**Record extracts**
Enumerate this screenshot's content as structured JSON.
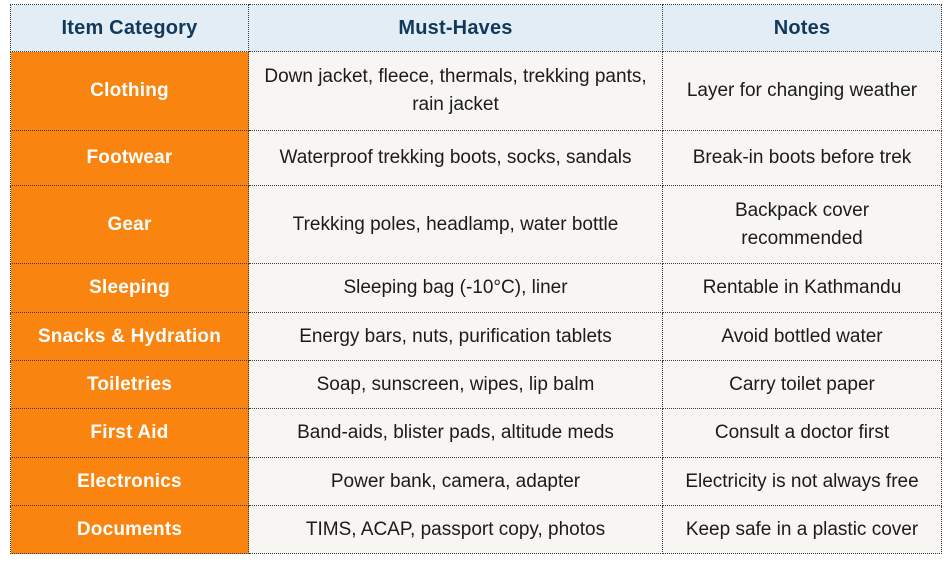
{
  "table": {
    "headers": [
      "Item Category",
      "Must-Haves",
      "Notes"
    ],
    "rows": [
      {
        "category": "Clothing",
        "must_haves": "Down jacket, fleece, thermals, trekking pants, rain jacket",
        "notes": "Layer for changing weather"
      },
      {
        "category": "Footwear",
        "must_haves": "Waterproof trekking boots, socks, sandals",
        "notes": "Break-in boots before trek"
      },
      {
        "category": "Gear",
        "must_haves": "Trekking poles, headlamp, water bottle",
        "notes": "Backpack cover recommended"
      },
      {
        "category": "Sleeping",
        "must_haves": "Sleeping bag (-10°C), liner",
        "notes": "Rentable in Kathmandu"
      },
      {
        "category": "Snacks & Hydration",
        "must_haves": "Energy bars, nuts, purification tablets",
        "notes": "Avoid bottled water"
      },
      {
        "category": "Toiletries",
        "must_haves": "Soap, sunscreen, wipes, lip balm",
        "notes": "Carry toilet paper"
      },
      {
        "category": "First Aid",
        "must_haves": "Band-aids, blister pads, altitude meds",
        "notes": "Consult a doctor first"
      },
      {
        "category": "Electronics",
        "must_haves": "Power bank, camera, adapter",
        "notes": "Electricity is not always free"
      },
      {
        "category": "Documents",
        "must_haves": "TIMS, ACAP, passport copy, photos",
        "notes": "Keep safe in a plastic cover"
      }
    ],
    "colors": {
      "header_bg": "#E3EDF5",
      "header_text": "#12395C",
      "category_bg": "#F9840F",
      "category_text": "#FFFFFF",
      "cell_bg": "#F8F6F3",
      "cell_text": "#1B1B1D",
      "border": "#3A3A3A"
    }
  }
}
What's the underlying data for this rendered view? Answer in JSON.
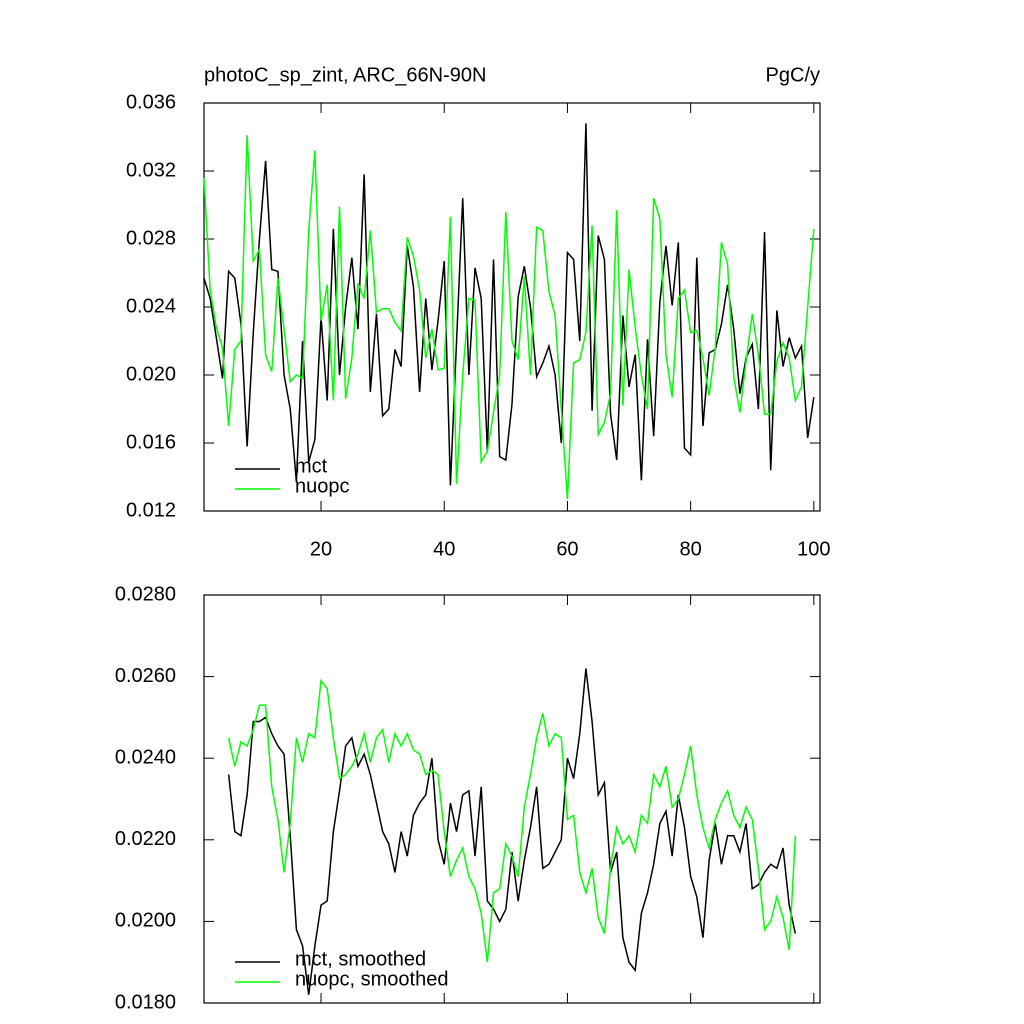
{
  "chart_data": [
    {
      "type": "line",
      "title": "photoC_sp_zint, ARC_66N-90N",
      "units": "PgC/y",
      "x": [
        1,
        2,
        3,
        4,
        5,
        6,
        7,
        8,
        9,
        10,
        11,
        12,
        13,
        14,
        15,
        16,
        17,
        18,
        19,
        20,
        21,
        22,
        23,
        24,
        25,
        26,
        27,
        28,
        29,
        30,
        31,
        32,
        33,
        34,
        35,
        36,
        37,
        38,
        39,
        40,
        41,
        42,
        43,
        44,
        45,
        46,
        47,
        48,
        49,
        50,
        51,
        52,
        53,
        54,
        55,
        56,
        57,
        58,
        59,
        60,
        61,
        62,
        63,
        64,
        65,
        66,
        67,
        68,
        69,
        70,
        71,
        72,
        73,
        74,
        75,
        76,
        77,
        78,
        79,
        80,
        81,
        82,
        83,
        84,
        85,
        86,
        87,
        88,
        89,
        90,
        91,
        92,
        93,
        94,
        95,
        96,
        97,
        98,
        99,
        100
      ],
      "series": [
        {
          "name": "mct",
          "color": "#000000",
          "values": [
            0.0257,
            0.0245,
            0.0222,
            0.0198,
            0.0261,
            0.0257,
            0.023,
            0.0158,
            0.0225,
            0.028,
            0.0326,
            0.0262,
            0.0261,
            0.02,
            0.018,
            0.0137,
            0.022,
            0.0149,
            0.0162,
            0.0234,
            0.0185,
            0.0286,
            0.02,
            0.024,
            0.0269,
            0.0227,
            0.0318,
            0.019,
            0.0236,
            0.0176,
            0.018,
            0.0215,
            0.0205,
            0.0276,
            0.0252,
            0.019,
            0.0245,
            0.0203,
            0.0232,
            0.0267,
            0.0135,
            0.022,
            0.0304,
            0.02,
            0.0263,
            0.0245,
            0.0155,
            0.0268,
            0.0152,
            0.015,
            0.0183,
            0.0246,
            0.0264,
            0.024,
            0.0199,
            0.0207,
            0.0217,
            0.02,
            0.016,
            0.0272,
            0.0268,
            0.022,
            0.0348,
            0.0179,
            0.0282,
            0.0268,
            0.0177,
            0.015,
            0.0235,
            0.0193,
            0.0212,
            0.0138,
            0.0221,
            0.0164,
            0.0243,
            0.0276,
            0.0241,
            0.0278,
            0.0157,
            0.0153,
            0.0269,
            0.017,
            0.0213,
            0.0215,
            0.023,
            0.0253,
            0.0227,
            0.0189,
            0.021,
            0.0218,
            0.018,
            0.0284,
            0.0144,
            0.0238,
            0.0205,
            0.0222,
            0.021,
            0.0217,
            0.0163,
            0.0187
          ]
        },
        {
          "name": "nuopc",
          "color": "#00ff00",
          "values": [
            0.0316,
            0.025,
            0.0228,
            0.0216,
            0.017,
            0.0215,
            0.022,
            0.0341,
            0.0267,
            0.0274,
            0.0212,
            0.0202,
            0.0257,
            0.0227,
            0.0196,
            0.02,
            0.0198,
            0.0285,
            0.0332,
            0.0232,
            0.0253,
            0.0185,
            0.0299,
            0.0186,
            0.021,
            0.0254,
            0.0245,
            0.0285,
            0.0237,
            0.0239,
            0.0239,
            0.0231,
            0.0226,
            0.0281,
            0.027,
            0.025,
            0.021,
            0.0227,
            0.0203,
            0.0204,
            0.0293,
            0.0136,
            0.02,
            0.0245,
            0.0244,
            0.0149,
            0.0155,
            0.0178,
            0.02,
            0.0296,
            0.022,
            0.0209,
            0.0258,
            0.02,
            0.0287,
            0.0285,
            0.0249,
            0.0235,
            0.018,
            0.0127,
            0.0207,
            0.0209,
            0.0225,
            0.0288,
            0.0165,
            0.0172,
            0.0189,
            0.0297,
            0.0182,
            0.0262,
            0.0228,
            0.02,
            0.018,
            0.0304,
            0.0292,
            0.0212,
            0.0187,
            0.0245,
            0.025,
            0.0225,
            0.0226,
            0.021,
            0.0188,
            0.0216,
            0.0278,
            0.0265,
            0.0199,
            0.0178,
            0.0208,
            0.0236,
            0.0212,
            0.0177,
            0.0177,
            0.0208,
            0.0219,
            0.021,
            0.0185,
            0.0193,
            0.024,
            0.0286
          ]
        }
      ],
      "xlim": [
        1,
        101
      ],
      "xticks": [
        20,
        40,
        60,
        80,
        100
      ],
      "ylim": [
        0.012,
        0.036
      ],
      "yticks": [
        0.012,
        0.016,
        {
          "value": 0.02,
          "label": "0.020"
        },
        0.024,
        0.028,
        0.032,
        0.036
      ]
    },
    {
      "type": "line",
      "x": [
        5,
        6,
        7,
        8,
        9,
        10,
        11,
        12,
        13,
        14,
        15,
        16,
        17,
        18,
        19,
        20,
        21,
        22,
        23,
        24,
        25,
        26,
        27,
        28,
        29,
        30,
        31,
        32,
        33,
        34,
        35,
        36,
        37,
        38,
        39,
        40,
        41,
        42,
        43,
        44,
        45,
        46,
        47,
        48,
        49,
        50,
        51,
        52,
        53,
        54,
        55,
        56,
        57,
        58,
        59,
        60,
        61,
        62,
        63,
        64,
        65,
        66,
        67,
        68,
        69,
        70,
        71,
        72,
        73,
        74,
        75,
        76,
        77,
        78,
        79,
        80,
        81,
        82,
        83,
        84,
        85,
        86,
        87,
        88,
        89,
        90,
        91,
        92,
        93,
        94,
        95,
        96,
        97
      ],
      "series": [
        {
          "name": "mct, smoothed",
          "color": "#000000",
          "values": [
            0.0236,
            0.0222,
            0.0221,
            0.0231,
            0.0249,
            0.0249,
            0.025,
            0.0246,
            0.0243,
            0.0241,
            0.0221,
            0.0198,
            0.0194,
            0.0182,
            0.0194,
            0.0204,
            0.0205,
            0.0222,
            0.0232,
            0.0243,
            0.0245,
            0.0238,
            0.0241,
            0.0236,
            0.0229,
            0.0222,
            0.0219,
            0.0212,
            0.0222,
            0.0216,
            0.0226,
            0.0229,
            0.0231,
            0.024,
            0.022,
            0.0214,
            0.0229,
            0.0222,
            0.0231,
            0.0232,
            0.0216,
            0.0233,
            0.0205,
            0.0203,
            0.02,
            0.0203,
            0.0217,
            0.0205,
            0.0215,
            0.0223,
            0.0233,
            0.0213,
            0.0214,
            0.0217,
            0.022,
            0.024,
            0.0235,
            0.0246,
            0.0262,
            0.0249,
            0.0231,
            0.0234,
            0.0212,
            0.0217,
            0.0196,
            0.019,
            0.0188,
            0.0202,
            0.0207,
            0.0214,
            0.0224,
            0.0227,
            0.0216,
            0.0231,
            0.0223,
            0.0211,
            0.0206,
            0.0196,
            0.0215,
            0.0224,
            0.0214,
            0.0221,
            0.0221,
            0.0217,
            0.0224,
            0.0208,
            0.0209,
            0.0212,
            0.0214,
            0.0213,
            0.0218,
            0.0204,
            0.0197
          ]
        },
        {
          "name": "nuopc, smoothed",
          "color": "#00ff00",
          "values": [
            0.0245,
            0.0238,
            0.0244,
            0.0243,
            0.0247,
            0.0253,
            0.0253,
            0.0233,
            0.0225,
            0.0212,
            0.0224,
            0.0245,
            0.0239,
            0.0246,
            0.0245,
            0.0259,
            0.0257,
            0.0245,
            0.0235,
            0.0236,
            0.0238,
            0.0241,
            0.0246,
            0.0239,
            0.0245,
            0.0247,
            0.0239,
            0.0246,
            0.0243,
            0.0246,
            0.0242,
            0.0241,
            0.0236,
            0.0237,
            0.0236,
            0.0222,
            0.0211,
            0.0215,
            0.0218,
            0.0211,
            0.0208,
            0.0202,
            0.019,
            0.0207,
            0.0208,
            0.0219,
            0.0216,
            0.0211,
            0.0228,
            0.0236,
            0.0245,
            0.0251,
            0.0243,
            0.0246,
            0.0245,
            0.0225,
            0.0226,
            0.0212,
            0.0207,
            0.0213,
            0.0201,
            0.0197,
            0.0213,
            0.0223,
            0.0219,
            0.0221,
            0.0217,
            0.0226,
            0.0224,
            0.0236,
            0.0233,
            0.0238,
            0.0228,
            0.023,
            0.0236,
            0.0243,
            0.0231,
            0.0223,
            0.0218,
            0.0225,
            0.0229,
            0.0232,
            0.0226,
            0.0223,
            0.0228,
            0.0225,
            0.0213,
            0.0198,
            0.02,
            0.0206,
            0.0201,
            0.0193,
            0.0221
          ]
        }
      ],
      "xlim": [
        1,
        101
      ],
      "xticks": [
        20,
        40,
        60,
        80,
        100
      ],
      "ylim": [
        0.018,
        0.028
      ],
      "yticks": [
        {
          "value": 0.018,
          "label": "0.0180"
        },
        {
          "value": 0.02,
          "label": "0.0200"
        },
        {
          "value": 0.022,
          "label": "0.0220"
        },
        {
          "value": 0.024,
          "label": "0.0240"
        },
        {
          "value": 0.026,
          "label": "0.0260"
        },
        {
          "value": 0.028,
          "label": "0.0280"
        }
      ]
    }
  ]
}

**Your instructions**
Which lines hold the word "this"? Show each one.

**Solved problem**
Enumerate this screenshot's content as structured JSON.
What's the underlying data for this rendered view? Answer in JSON.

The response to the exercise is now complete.